# Task instructions
All entries are to be given again verbatim.

(Stored data)
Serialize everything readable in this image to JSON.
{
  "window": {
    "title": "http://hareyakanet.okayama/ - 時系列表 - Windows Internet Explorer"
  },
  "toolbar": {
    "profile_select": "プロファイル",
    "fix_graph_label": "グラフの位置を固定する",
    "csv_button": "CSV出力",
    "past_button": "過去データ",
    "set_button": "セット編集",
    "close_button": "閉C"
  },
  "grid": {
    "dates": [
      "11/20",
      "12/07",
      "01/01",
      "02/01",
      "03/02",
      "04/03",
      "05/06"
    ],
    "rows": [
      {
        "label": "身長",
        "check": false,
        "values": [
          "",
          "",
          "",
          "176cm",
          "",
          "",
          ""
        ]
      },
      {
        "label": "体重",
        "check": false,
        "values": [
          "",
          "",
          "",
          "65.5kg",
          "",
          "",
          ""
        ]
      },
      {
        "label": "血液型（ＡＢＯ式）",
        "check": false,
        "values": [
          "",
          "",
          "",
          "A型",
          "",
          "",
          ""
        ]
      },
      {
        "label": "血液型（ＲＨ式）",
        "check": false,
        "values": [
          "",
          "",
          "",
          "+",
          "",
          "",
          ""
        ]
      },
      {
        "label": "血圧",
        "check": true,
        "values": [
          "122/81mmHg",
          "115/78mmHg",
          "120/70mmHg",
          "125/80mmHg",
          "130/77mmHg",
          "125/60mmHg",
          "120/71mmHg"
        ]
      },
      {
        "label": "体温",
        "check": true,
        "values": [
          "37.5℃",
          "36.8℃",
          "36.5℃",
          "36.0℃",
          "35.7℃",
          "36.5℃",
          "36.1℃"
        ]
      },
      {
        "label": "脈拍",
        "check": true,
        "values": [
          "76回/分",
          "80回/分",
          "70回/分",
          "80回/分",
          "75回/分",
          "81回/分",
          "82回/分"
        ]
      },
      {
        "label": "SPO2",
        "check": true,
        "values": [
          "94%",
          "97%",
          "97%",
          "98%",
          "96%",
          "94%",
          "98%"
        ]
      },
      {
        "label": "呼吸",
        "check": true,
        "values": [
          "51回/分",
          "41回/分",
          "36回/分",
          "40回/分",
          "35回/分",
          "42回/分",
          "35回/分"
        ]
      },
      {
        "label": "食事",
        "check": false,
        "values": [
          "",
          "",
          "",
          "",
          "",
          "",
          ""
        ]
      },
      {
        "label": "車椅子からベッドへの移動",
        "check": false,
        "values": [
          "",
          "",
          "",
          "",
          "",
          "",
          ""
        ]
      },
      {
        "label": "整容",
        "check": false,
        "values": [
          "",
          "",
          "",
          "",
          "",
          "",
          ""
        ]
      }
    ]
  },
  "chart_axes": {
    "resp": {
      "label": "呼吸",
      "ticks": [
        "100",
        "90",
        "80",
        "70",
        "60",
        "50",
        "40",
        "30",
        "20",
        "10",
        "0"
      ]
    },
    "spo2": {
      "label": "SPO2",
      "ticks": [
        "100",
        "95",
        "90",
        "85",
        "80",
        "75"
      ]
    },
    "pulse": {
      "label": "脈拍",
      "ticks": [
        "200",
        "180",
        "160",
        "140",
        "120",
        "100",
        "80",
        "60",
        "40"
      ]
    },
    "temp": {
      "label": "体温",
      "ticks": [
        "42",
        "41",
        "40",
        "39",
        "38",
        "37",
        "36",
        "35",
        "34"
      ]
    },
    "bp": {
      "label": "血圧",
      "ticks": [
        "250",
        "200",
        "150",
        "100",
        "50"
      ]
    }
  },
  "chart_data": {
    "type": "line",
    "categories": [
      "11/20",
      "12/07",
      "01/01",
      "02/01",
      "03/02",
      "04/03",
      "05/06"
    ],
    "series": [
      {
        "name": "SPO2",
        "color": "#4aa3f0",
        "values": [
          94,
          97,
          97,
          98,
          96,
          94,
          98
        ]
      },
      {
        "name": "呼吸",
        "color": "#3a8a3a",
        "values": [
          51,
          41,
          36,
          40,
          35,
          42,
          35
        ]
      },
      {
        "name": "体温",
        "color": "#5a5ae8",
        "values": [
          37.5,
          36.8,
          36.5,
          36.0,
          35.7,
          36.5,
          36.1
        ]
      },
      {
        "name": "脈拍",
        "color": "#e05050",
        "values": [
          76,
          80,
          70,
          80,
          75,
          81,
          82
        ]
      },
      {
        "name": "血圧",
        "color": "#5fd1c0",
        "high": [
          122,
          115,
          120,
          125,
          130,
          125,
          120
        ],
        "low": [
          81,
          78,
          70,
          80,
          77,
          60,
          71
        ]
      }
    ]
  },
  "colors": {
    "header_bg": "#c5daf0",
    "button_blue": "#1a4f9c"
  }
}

# Final answer
Serialize everything readable in this image to JSON.
{
  "window": {
    "title": "http://hareyakanet.okayama/ - 時系列表 - Windows Internet Explorer"
  },
  "toolbar": {
    "profile_select": "プロファイル",
    "fix_graph_label": "グラフの位置を固定する",
    "csv_button": "CSV出力",
    "past_button": "過去データ",
    "set_button": "セット編集",
    "close_button": "閉C"
  },
  "grid": {
    "dates": [
      "11/20",
      "12/07",
      "01/01",
      "02/01",
      "03/02",
      "04/03",
      "05/06"
    ],
    "rows": [
      {
        "label": "身長",
        "check": false,
        "values": [
          "",
          "",
          "",
          "176cm",
          "",
          "",
          ""
        ]
      },
      {
        "label": "体重",
        "check": false,
        "values": [
          "",
          "",
          "",
          "65.5kg",
          "",
          "",
          ""
        ]
      },
      {
        "label": "血液型（ＡＢＯ式）",
        "check": false,
        "values": [
          "",
          "",
          "",
          "A型",
          "",
          "",
          ""
        ]
      },
      {
        "label": "血液型（ＲＨ式）",
        "check": false,
        "values": [
          "",
          "",
          "",
          "+",
          "",
          "",
          ""
        ]
      },
      {
        "label": "血圧",
        "check": true,
        "values": [
          "122/81mmHg",
          "115/78mmHg",
          "120/70mmHg",
          "125/80mmHg",
          "130/77mmHg",
          "125/60mmHg",
          "120/71mmHg"
        ]
      },
      {
        "label": "体温",
        "check": true,
        "values": [
          "37.5℃",
          "36.8℃",
          "36.5℃",
          "36.0℃",
          "35.7℃",
          "36.5℃",
          "36.1℃"
        ]
      },
      {
        "label": "脈拍",
        "check": true,
        "values": [
          "76回/分",
          "80回/分",
          "70回/分",
          "80回/分",
          "75回/分",
          "81回/分",
          "82回/分"
        ]
      },
      {
        "label": "SPO2",
        "check": true,
        "values": [
          "94%",
          "97%",
          "97%",
          "98%",
          "96%",
          "94%",
          "98%"
        ]
      },
      {
        "label": "呼吸",
        "check": true,
        "values": [
          "51回/分",
          "41回/分",
          "36回/分",
          "40回/分",
          "35回/分",
          "42回/分",
          "35回/分"
        ]
      },
      {
        "label": "食事",
        "check": false,
        "values": [
          "",
          "",
          "",
          "",
          "",
          "",
          ""
        ]
      },
      {
        "label": "車椅子からベッドへの移動",
        "check": false,
        "values": [
          "",
          "",
          "",
          "",
          "",
          "",
          ""
        ]
      },
      {
        "label": "整容",
        "check": false,
        "values": [
          "",
          "",
          "",
          "",
          "",
          "",
          ""
        ]
      }
    ]
  },
  "chart_axes": {
    "resp": {
      "label": "呼吸",
      "ticks": [
        "100",
        "90",
        "80",
        "70",
        "60",
        "50",
        "40",
        "30",
        "20",
        "10",
        "0"
      ]
    },
    "spo2": {
      "label": "SPO2",
      "ticks": [
        "100",
        "95",
        "90",
        "85",
        "80",
        "75"
      ]
    },
    "pulse": {
      "label": "脈拍",
      "ticks": [
        "200",
        "180",
        "160",
        "140",
        "120",
        "100",
        "80",
        "60",
        "40"
      ]
    },
    "temp": {
      "label": "体温",
      "ticks": [
        "42",
        "41",
        "40",
        "39",
        "38",
        "37",
        "36",
        "35",
        "34"
      ]
    },
    "bp": {
      "label": "血圧",
      "ticks": [
        "250",
        "200",
        "150",
        "100",
        "50"
      ]
    }
  },
  "chart_data": {
    "type": "line",
    "categories": [
      "11/20",
      "12/07",
      "01/01",
      "02/01",
      "03/02",
      "04/03",
      "05/06"
    ],
    "series": [
      {
        "name": "SPO2",
        "color": "#4aa3f0",
        "values": [
          94,
          97,
          97,
          98,
          96,
          94,
          98
        ]
      },
      {
        "name": "呼吸",
        "color": "#3a8a3a",
        "values": [
          51,
          41,
          36,
          40,
          35,
          42,
          35
        ]
      },
      {
        "name": "体温",
        "color": "#5a5ae8",
        "values": [
          37.5,
          36.8,
          36.5,
          36.0,
          35.7,
          36.5,
          36.1
        ]
      },
      {
        "name": "脈拍",
        "color": "#e05050",
        "values": [
          76,
          80,
          70,
          80,
          75,
          81,
          82
        ]
      },
      {
        "name": "血圧",
        "color": "#5fd1c0",
        "high": [
          122,
          115,
          120,
          125,
          130,
          125,
          120
        ],
        "low": [
          81,
          78,
          70,
          80,
          77,
          60,
          71
        ]
      }
    ]
  },
  "colors": {
    "header_bg": "#c5daf0",
    "button_blue": "#1a4f9c"
  }
}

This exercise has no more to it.